- [PROBLEM DETAILS] Each entry should be quoted word for word, including every mark of punctuation.

--- begin ---

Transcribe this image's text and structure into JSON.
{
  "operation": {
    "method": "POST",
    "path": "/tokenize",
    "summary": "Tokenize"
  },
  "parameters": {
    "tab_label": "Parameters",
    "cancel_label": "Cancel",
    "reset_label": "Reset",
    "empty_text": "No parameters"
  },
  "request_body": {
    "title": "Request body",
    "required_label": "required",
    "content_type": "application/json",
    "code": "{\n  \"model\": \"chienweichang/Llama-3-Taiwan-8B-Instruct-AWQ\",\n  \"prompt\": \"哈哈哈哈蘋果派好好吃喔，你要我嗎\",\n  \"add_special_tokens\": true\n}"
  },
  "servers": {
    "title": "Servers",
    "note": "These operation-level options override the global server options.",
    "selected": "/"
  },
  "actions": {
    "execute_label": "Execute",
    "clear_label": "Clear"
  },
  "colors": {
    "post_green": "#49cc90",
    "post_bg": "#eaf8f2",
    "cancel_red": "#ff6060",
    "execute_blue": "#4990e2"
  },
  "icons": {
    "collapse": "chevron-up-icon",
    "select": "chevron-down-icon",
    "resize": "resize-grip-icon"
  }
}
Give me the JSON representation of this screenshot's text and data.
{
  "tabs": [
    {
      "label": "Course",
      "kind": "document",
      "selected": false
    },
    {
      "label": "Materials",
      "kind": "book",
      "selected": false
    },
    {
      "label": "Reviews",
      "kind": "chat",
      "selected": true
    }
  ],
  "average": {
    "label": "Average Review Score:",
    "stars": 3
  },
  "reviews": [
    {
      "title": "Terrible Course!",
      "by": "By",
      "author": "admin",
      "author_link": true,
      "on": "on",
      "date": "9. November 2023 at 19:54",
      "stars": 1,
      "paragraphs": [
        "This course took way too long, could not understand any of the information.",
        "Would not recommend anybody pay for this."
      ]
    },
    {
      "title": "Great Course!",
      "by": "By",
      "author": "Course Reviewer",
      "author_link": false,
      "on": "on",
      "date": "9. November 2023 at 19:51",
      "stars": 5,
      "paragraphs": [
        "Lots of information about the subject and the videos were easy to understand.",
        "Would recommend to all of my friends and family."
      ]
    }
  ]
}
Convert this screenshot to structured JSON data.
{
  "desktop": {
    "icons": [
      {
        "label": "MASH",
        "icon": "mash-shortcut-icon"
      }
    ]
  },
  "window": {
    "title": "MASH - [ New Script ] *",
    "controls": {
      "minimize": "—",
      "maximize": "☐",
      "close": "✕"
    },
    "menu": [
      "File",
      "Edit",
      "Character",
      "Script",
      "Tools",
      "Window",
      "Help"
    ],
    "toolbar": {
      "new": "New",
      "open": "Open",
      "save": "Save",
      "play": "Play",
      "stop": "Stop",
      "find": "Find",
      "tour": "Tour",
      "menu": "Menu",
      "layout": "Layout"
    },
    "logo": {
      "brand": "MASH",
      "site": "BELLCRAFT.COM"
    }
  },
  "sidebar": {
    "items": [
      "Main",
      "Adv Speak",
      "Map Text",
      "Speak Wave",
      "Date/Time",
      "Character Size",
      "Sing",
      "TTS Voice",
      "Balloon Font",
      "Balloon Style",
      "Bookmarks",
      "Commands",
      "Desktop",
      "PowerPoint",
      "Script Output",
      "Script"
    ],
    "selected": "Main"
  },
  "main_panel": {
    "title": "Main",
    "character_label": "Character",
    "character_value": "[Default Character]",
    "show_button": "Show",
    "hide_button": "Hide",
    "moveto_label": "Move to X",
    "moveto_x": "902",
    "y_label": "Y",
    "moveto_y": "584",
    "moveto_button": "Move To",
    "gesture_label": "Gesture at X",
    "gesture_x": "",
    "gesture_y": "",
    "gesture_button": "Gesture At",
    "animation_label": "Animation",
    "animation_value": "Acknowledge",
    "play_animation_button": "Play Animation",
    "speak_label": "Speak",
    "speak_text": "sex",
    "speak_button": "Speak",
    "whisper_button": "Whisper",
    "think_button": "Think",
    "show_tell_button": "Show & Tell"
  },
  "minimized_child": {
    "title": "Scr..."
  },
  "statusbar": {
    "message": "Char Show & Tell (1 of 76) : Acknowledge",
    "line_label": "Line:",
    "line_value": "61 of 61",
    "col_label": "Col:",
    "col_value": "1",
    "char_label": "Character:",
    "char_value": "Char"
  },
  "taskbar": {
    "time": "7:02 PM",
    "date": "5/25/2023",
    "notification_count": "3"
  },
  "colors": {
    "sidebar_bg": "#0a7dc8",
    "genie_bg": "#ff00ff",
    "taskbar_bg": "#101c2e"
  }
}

--- end ---

- [RESPONSE]
Transcribe this image's text and structure into JSON.
{
  "operation": {
    "method": "POST",
    "path": "/tokenize",
    "summary": "Tokenize"
  },
  "parameters": {
    "tab_label": "Parameters",
    "cancel_label": "Cancel",
    "reset_label": "Reset",
    "empty_text": "No parameters"
  },
  "request_body": {
    "title": "Request body",
    "required_label": "required",
    "content_type": "application/json",
    "code": "{\n  \"model\": \"chienweichang/Llama-3-Taiwan-8B-Instruct-AWQ\",\n  \"prompt\": \"哈哈哈哈蘋果派好好吃喔，你要我嗎\",\n  \"add_special_tokens\": true\n}"
  },
  "servers": {
    "title": "Servers",
    "note": "These operation-level options override the global server options.",
    "selected": "/"
  },
  "actions": {
    "execute_label": "Execute",
    "clear_label": "Clear"
  },
  "colors": {
    "post_green": "#49cc90",
    "post_bg": "#eaf8f2",
    "cancel_red": "#ff6060",
    "execute_blue": "#4990e2"
  },
  "icons": {
    "collapse": "chevron-up-icon",
    "select": "chevron-down-icon",
    "resize": "resize-grip-icon"
  }
}
Give me the JSON representation of this screenshot's text and data.
{
  "tabs": [
    {
      "label": "Course",
      "kind": "document",
      "selected": false
    },
    {
      "label": "Materials",
      "kind": "book",
      "selected": false
    },
    {
      "label": "Reviews",
      "kind": "chat",
      "selected": true
    }
  ],
  "average": {
    "label": "Average Review Score:",
    "stars": 3
  },
  "reviews": [
    {
      "title": "Terrible Course!",
      "by": "By",
      "author": "admin",
      "author_link": true,
      "on": "on",
      "date": "9. November 2023 at 19:54",
      "stars": 1,
      "paragraphs": [
        "This course took way too long, could not understand any of the information.",
        "Would not recommend anybody pay for this."
      ]
    },
    {
      "title": "Great Course!",
      "by": "By",
      "author": "Course Reviewer",
      "author_link": false,
      "on": "on",
      "date": "9. November 2023 at 19:51",
      "stars": 5,
      "paragraphs": [
        "Lots of information about the subject and the videos were easy to understand.",
        "Would recommend to all of my friends and family."
      ]
    }
  ]
}
Convert this screenshot to structured JSON data.
{
  "desktop": {
    "icons": [
      {
        "label": "MASH",
        "icon": "mash-shortcut-icon"
      }
    ]
  },
  "window": {
    "title": "MASH - [ New Script ] *",
    "controls": {
      "minimize": "—",
      "maximize": "☐",
      "close": "✕"
    },
    "menu": [
      "File",
      "Edit",
      "Character",
      "Script",
      "Tools",
      "Window",
      "Help"
    ],
    "toolbar": {
      "new": "New",
      "open": "Open",
      "save": "Save",
      "play": "Play",
      "stop": "Stop",
      "find": "Find",
      "tour": "Tour",
      "menu": "Menu",
      "layout": "Layout"
    },
    "logo": {
      "brand": "MASH",
      "site": "BELLCRAFT.COM"
    }
  },
  "sidebar": {
    "items": [
      "Main",
      "Adv Speak",
      "Map Text",
      "Speak Wave",
      "Date/Time",
      "Character Size",
      "Sing",
      "TTS Voice",
      "Balloon Font",
      "Balloon Style",
      "Bookmarks",
      "Commands",
      "Desktop",
      "PowerPoint",
      "Script Output",
      "Script"
    ],
    "selected": "Main"
  },
  "main_panel": {
    "title": "Main",
    "character_label": "Character",
    "character_value": "[Default Character]",
    "show_button": "Show",
    "hide_button": "Hide",
    "moveto_label": "Move to X",
    "moveto_x": "902",
    "y_label": "Y",
    "moveto_y": "584",
    "moveto_button": "Move To",
    "gesture_label": "Gesture at X",
    "gesture_x": "",
    "gesture_y": "",
    "gesture_button": "Gesture At",
    "animation_label": "Animation",
    "animation_value": "Acknowledge",
    "play_animation_button": "Play Animation",
    "speak_label": "Speak",
    "speak_text": "sex",
    "speak_button": "Speak",
    "whisper_button": "Whisper",
    "think_button": "Think",
    "show_tell_button": "Show & Tell"
  },
  "minimized_child": {
    "title": "Scr..."
  },
  "statusbar": {
    "message": "Char Show & Tell (1 of 76) : Acknowledge",
    "line_label": "Line:",
    "line_value": "61 of 61",
    "col_label": "Col:",
    "col_value": "1",
    "char_label": "Character:",
    "char_value": "Char"
  },
  "taskbar": {
    "time": "7:02 PM",
    "date": "5/25/2023",
    "notification_count": "3"
  },
  "colors": {
    "sidebar_bg": "#0a7dc8",
    "genie_bg": "#ff00ff",
    "taskbar_bg": "#101c2e"
  }
}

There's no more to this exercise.